# Your objective
Pull out each line of the data that includes the word "number".

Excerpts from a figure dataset
"""

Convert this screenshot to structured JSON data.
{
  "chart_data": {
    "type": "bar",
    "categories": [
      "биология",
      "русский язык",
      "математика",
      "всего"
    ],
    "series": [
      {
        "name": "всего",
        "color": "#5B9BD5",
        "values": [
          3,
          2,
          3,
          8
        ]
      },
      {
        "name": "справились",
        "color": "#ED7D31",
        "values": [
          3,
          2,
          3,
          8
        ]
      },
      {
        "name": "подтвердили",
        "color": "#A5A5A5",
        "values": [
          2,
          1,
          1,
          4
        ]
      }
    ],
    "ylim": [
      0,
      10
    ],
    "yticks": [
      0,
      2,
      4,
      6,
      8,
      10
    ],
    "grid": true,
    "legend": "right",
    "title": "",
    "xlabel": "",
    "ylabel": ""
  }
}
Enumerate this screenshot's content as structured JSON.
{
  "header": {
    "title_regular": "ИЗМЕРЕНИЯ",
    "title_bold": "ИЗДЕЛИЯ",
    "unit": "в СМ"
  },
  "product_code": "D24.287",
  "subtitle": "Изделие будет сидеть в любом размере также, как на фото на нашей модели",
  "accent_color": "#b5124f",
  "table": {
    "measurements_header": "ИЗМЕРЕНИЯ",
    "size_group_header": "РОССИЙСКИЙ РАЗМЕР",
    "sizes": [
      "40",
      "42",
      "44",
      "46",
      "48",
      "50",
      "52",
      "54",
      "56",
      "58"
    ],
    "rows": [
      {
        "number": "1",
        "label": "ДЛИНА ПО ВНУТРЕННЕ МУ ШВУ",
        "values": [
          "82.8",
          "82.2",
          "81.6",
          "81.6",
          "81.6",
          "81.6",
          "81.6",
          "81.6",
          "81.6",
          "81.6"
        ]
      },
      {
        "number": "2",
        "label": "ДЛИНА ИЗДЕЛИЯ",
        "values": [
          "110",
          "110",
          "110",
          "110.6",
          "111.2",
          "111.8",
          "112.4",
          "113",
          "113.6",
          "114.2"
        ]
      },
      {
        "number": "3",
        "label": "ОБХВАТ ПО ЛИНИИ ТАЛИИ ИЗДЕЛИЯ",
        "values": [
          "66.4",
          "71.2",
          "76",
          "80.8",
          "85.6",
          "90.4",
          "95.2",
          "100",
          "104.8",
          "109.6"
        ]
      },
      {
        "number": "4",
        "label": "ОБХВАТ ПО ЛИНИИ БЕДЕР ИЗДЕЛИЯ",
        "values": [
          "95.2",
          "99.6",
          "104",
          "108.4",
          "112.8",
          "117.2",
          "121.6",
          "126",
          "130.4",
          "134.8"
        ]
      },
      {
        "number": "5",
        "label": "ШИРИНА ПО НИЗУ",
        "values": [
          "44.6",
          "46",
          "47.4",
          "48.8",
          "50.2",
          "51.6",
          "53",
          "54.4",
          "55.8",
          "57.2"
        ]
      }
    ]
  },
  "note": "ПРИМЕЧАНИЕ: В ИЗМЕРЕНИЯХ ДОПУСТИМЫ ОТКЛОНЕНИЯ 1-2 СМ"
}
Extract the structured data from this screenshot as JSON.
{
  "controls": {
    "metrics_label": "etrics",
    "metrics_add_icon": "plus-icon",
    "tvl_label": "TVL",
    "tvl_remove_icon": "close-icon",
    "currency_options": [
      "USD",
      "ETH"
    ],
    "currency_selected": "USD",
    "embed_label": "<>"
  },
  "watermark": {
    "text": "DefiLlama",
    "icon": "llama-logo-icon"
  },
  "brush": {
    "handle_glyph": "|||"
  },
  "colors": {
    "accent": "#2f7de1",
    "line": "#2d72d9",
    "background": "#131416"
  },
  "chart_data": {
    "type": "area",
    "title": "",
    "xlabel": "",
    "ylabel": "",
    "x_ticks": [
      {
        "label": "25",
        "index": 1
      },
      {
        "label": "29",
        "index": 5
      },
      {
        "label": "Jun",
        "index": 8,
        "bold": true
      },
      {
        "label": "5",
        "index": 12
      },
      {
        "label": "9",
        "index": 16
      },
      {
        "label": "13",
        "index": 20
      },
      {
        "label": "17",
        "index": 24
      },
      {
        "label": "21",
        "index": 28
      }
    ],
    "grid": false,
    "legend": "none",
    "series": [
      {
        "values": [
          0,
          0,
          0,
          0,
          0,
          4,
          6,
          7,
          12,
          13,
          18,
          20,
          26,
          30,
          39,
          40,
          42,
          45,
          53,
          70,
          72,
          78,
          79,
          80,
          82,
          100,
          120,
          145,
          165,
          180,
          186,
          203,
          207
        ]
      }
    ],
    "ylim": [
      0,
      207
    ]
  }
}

"""

# Solution to the problem
        "number": "1",
        "number": "2",
        "number": "3",
        "number": "4",
        "number": "5",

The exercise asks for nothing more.